◆ **REQUEST**
Transcribe all the entries word for word, but omit the images.

Saved entries:

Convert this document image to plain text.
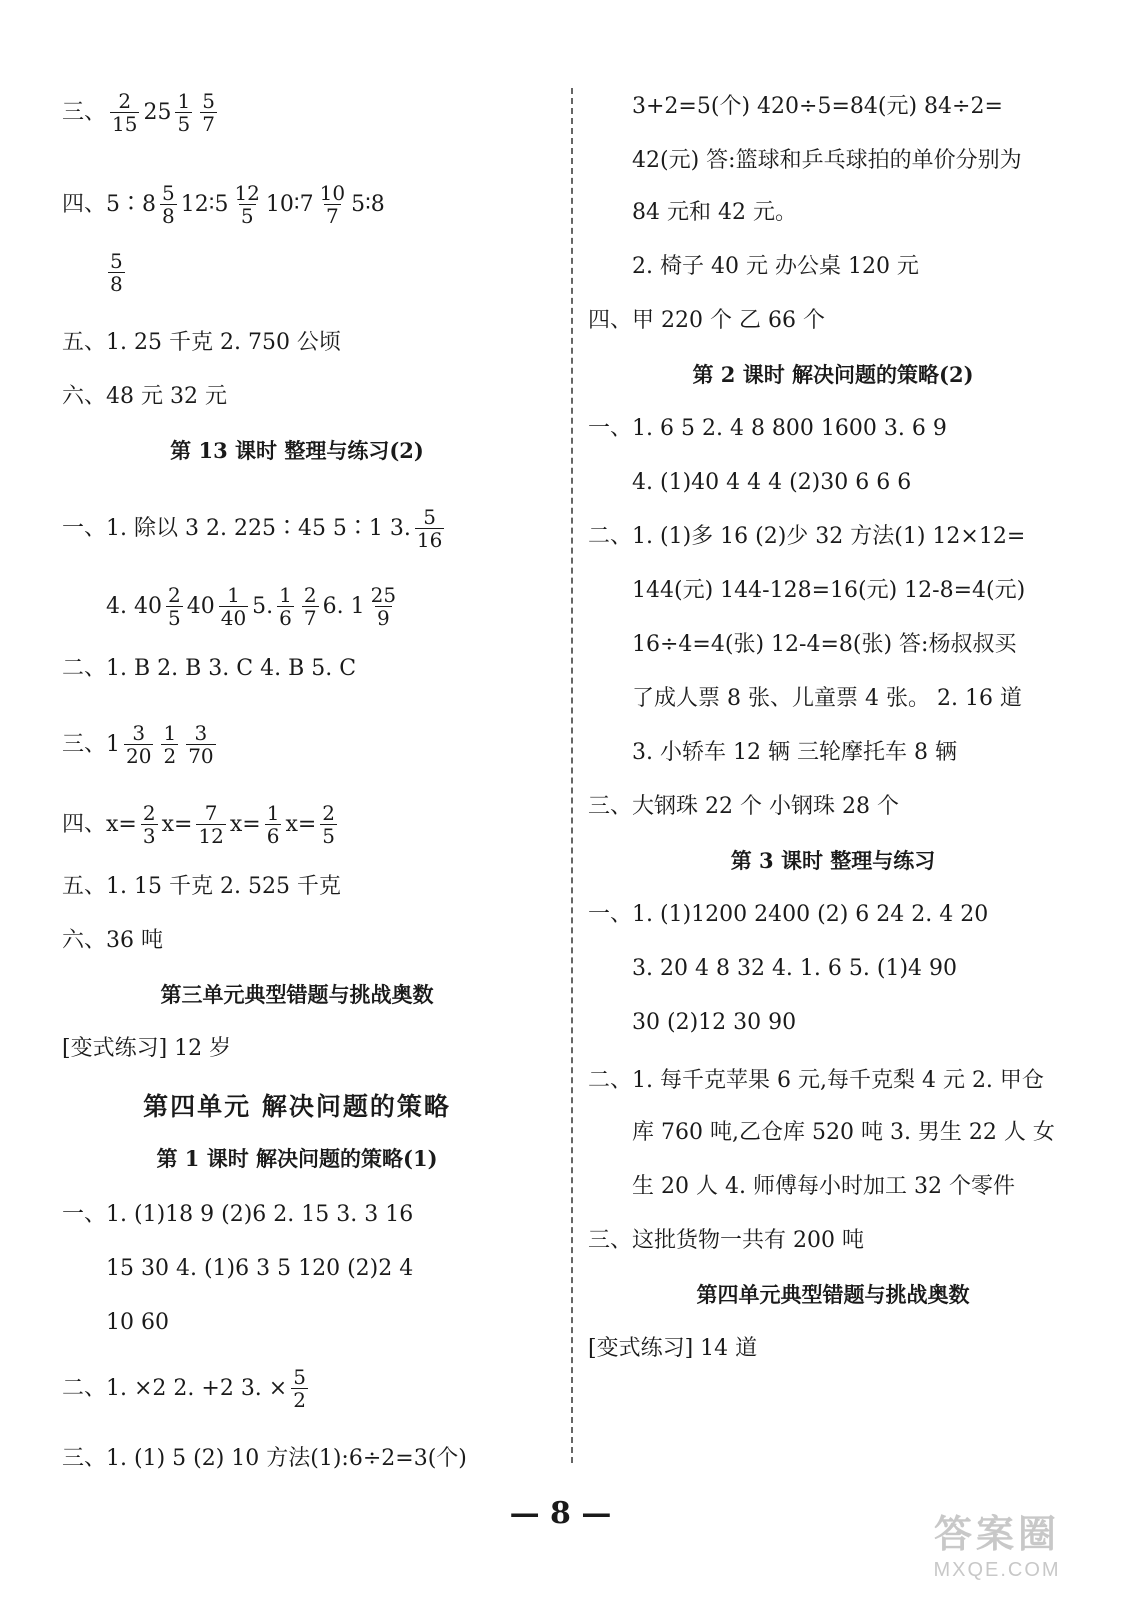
三、 $\frac{2}{15} 25 \frac{1}{5} \frac{5}{7}$
四、5∶8 $\frac{5}{8}$ 12∶5 $\frac{12}{5}$ 10∶7 $\frac{10}{7}$ 5∶8
$\frac{5}{8}$
五、1. 25 千克 2. 750 公顷
六、48 元 32 元
第 13 课时 整理与练习(2)
一、1. 除以 3 2. 225∶45 5∶1 3. $\frac{5}{16}$
4. $40 \frac{2}{5} 40 \frac{1}{40} 5$. $\frac{1}{6} \frac{2}{7} 6$. $1 \frac{25}{9}$
二、1. B 2. B 3. C 4. B 5. C
三、$1 \frac{3}{20} \frac{1}{2} \frac{3}{70}$
四、$x= \frac{2}{3} x= \frac{7}{12} x= \frac{1}{6} x= \frac{2}{5}$
五、1. 15 千克 2. 525 千克
六、36 吨
第三单元典型错题与挑战奥数
[变式练习] 12 岁
第四单元 解决问题的策略
第 1 课时 解决问题的策略(1)
一、1. (1)18 9 (2)6 2. 15 3. 3 16
15 30 4. (1)6 3 5 120 (2)2 4
10 60
二、1. ×2 2. +2 3. × $\frac{5}{2}$
三、1. (1) 5 (2) 10 方法(1):6÷2=3(个)
3+2=5(个) 420÷5=84(元) 84÷2=
42(元) 答:篮球和乒乓球拍的单价分别为
84 元和 42 元。
2. 椅子 40 元 办公桌 120 元
四、甲 220 个 乙 66 个
第 2 课时 解决问题的策略(2)
一、1. 6 5 2. 4 8 800 1600 3. 6 9
4. (1)40 4 4 4 (2)30 6 6 6
二、1. (1)多 16 (2)少 32 方法(1) 12×12=
144(元) 144-128=16(元) 12-8=4(元)
16÷4=4(张) 12-4=8(张) 答:杨叔叔买
了成人票 8 张、儿童票 4 张。 2. 16 道
3. 小轿车 12 辆 三轮摩托车 8 辆
三、大钢珠 22 个 小钢珠 28 个
第 3 课时 整理与练习
一、1. (1)1200 2400 (2) 6 24 2. 4 20
3. 20 4 8 32 4. 1. 6 5. (1)4 90
30 (2)12 30 90
二、1. 每千克苹果 6 元,每千克梨 4 元 2. 甲仓
库 760 吨,乙仓库 520 吨 3. 男生 22 人 女
生 20 人 4. 师傅每小时加工 32 个零件
三、这批货物一共有 200 吨
第四单元典型错题与挑战奥数
[变式练习] 14 道
— 8 —
答案圈
MXQE.COM
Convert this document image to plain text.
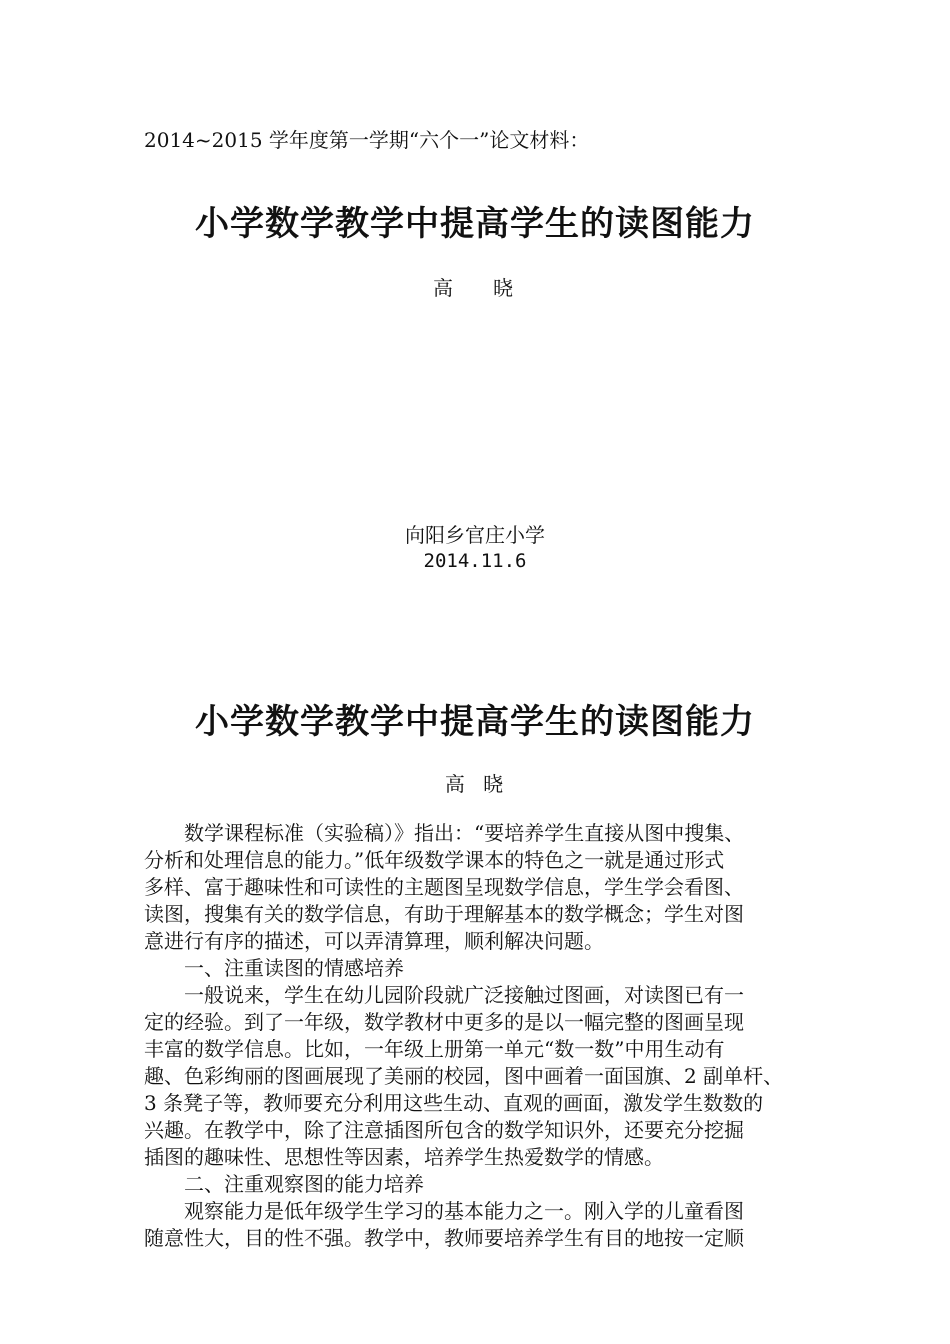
2014~2015 学年度第一学期“六个一”论文材料：

小学数学教学中提高学生的读图能力

高　晓

向阳乡官庄小学

2014.11.6

小学数学教学中提高学生的读图能力

高 晓

　　数学课程标准（实验稿）》指出：“要培养学生直接从图中搜集、
分析和处理信息的能力。”低年级数学课本的特色之一就是通过形式
多样、富于趣味性和可读性的主题图呈现数学信息，学生学会看图、
读图，搜集有关的数学信息，有助于理解基本的数学概念；学生对图
意进行有序的描述，可以弄清算理，顺利解决问题。
　　一、注重读图的情感培养
　　一般说来，学生在幼儿园阶段就广泛接触过图画，对读图已有一
定的经验。到了一年级，数学教材中更多的是以一幅完整的图画呈现
丰富的数学信息。比如，一年级上册第一单元“数一数”中用生动有
趣、色彩绚丽的图画展现了美丽的校园，图中画着一面国旗、2 副单杆、
3 条凳子等，教师要充分利用这些生动、直观的画面，激发学生数数的
兴趣。在教学中，除了注意插图所包含的数学知识外，还要充分挖掘
插图的趣味性、思想性等因素，培养学生热爱数学的情感。
　　二、注重观察图的能力培养
　　观察能力是低年级学生学习的基本能力之一。刚入学的儿童看图
随意性大，目的性不强。教学中，教师要培养学生有目的地按一定顺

◆ **THE SOLUTION**
Convert this document image to plain text.
三、 $\frac{2}{15} 25 \frac{1}{5} \frac{5}{7}$
四、5∶8 $\frac{5}{8}$ 12∶5 $\frac{12}{5}$ 10∶7 $\frac{10}{7}$ 5∶8
$\frac{5}{8}$
五、1. 25 千克 2. 750 公顷
六、48 元 32 元
第 13 课时 整理与练习(2)
一、1. 除以 3 2. 225∶45 5∶1 3. $\frac{5}{16}$
4. $40 \frac{2}{5} 40 \frac{1}{40} 5$. $\frac{1}{6} \frac{2}{7} 6$. $1 \frac{25}{9}$
二、1. B 2. B 3. C 4. B 5. C
三、$1 \frac{3}{20} \frac{1}{2} \frac{3}{70}$
四、$x= \frac{2}{3} x= \frac{7}{12} x= \frac{1}{6} x= \frac{2}{5}$
五、1. 15 千克 2. 525 千克
六、36 吨
第三单元典型错题与挑战奥数
[变式练习] 12 岁
第四单元 解决问题的策略
第 1 课时 解决问题的策略(1)
一、1. (1)18 9 (2)6 2. 15 3. 3 16
15 30 4. (1)6 3 5 120 (2)2 4
10 60
二、1. ×2 2. +2 3. × $\frac{5}{2}$
三、1. (1) 5 (2) 10 方法(1):6÷2=3(个)
3+2=5(个) 420÷5=84(元) 84÷2=
42(元) 答:篮球和乒乓球拍的单价分别为
84 元和 42 元。
2. 椅子 40 元 办公桌 120 元
四、甲 220 个 乙 66 个
第 2 课时 解决问题的策略(2)
一、1. 6 5 2. 4 8 800 1600 3. 6 9
4. (1)40 4 4 4 (2)30 6 6 6
二、1. (1)多 16 (2)少 32 方法(1) 12×12=
144(元) 144-128=16(元) 12-8=4(元)
16÷4=4(张) 12-4=8(张) 答:杨叔叔买
了成人票 8 张、儿童票 4 张。 2. 16 道
3. 小轿车 12 辆 三轮摩托车 8 辆
三、大钢珠 22 个 小钢珠 28 个
第 3 课时 整理与练习
一、1. (1)1200 2400 (2) 6 24 2. 4 20
3. 20 4 8 32 4. 1. 6 5. (1)4 90
30 (2)12 30 90
二、1. 每千克苹果 6 元,每千克梨 4 元 2. 甲仓
库 760 吨,乙仓库 520 吨 3. 男生 22 人 女
生 20 人 4. 师傅每小时加工 32 个零件
三、这批货物一共有 200 吨
第四单元典型错题与挑战奥数
[变式练习] 14 道
— 8 —
答案圈
MXQE.COM
Convert this document image to plain text.
2014~2015 学年度第一学期“六个一”论文材料：

小学数学教学中提高学生的读图能力

高　晓

向阳乡官庄小学

2014.11.6

小学数学教学中提高学生的读图能力

高 晓

　　数学课程标准（实验稿）》指出：“要培养学生直接从图中搜集、
分析和处理信息的能力。”低年级数学课本的特色之一就是通过形式
多样、富于趣味性和可读性的主题图呈现数学信息，学生学会看图、
读图，搜集有关的数学信息，有助于理解基本的数学概念；学生对图
意进行有序的描述，可以弄清算理，顺利解决问题。
　　一、注重读图的情感培养
　　一般说来，学生在幼儿园阶段就广泛接触过图画，对读图已有一
定的经验。到了一年级，数学教材中更多的是以一幅完整的图画呈现
丰富的数学信息。比如，一年级上册第一单元“数一数”中用生动有
趣、色彩绚丽的图画展现了美丽的校园，图中画着一面国旗、2 副单杆、
3 条凳子等，教师要充分利用这些生动、直观的画面，激发学生数数的
兴趣。在教学中，除了注意插图所包含的数学知识外，还要充分挖掘
插图的趣味性、思想性等因素，培养学生热爱数学的情感。
　　二、注重观察图的能力培养
　　观察能力是低年级学生学习的基本能力之一。刚入学的儿童看图
随意性大，目的性不强。教学中，教师要培养学生有目的地按一定顺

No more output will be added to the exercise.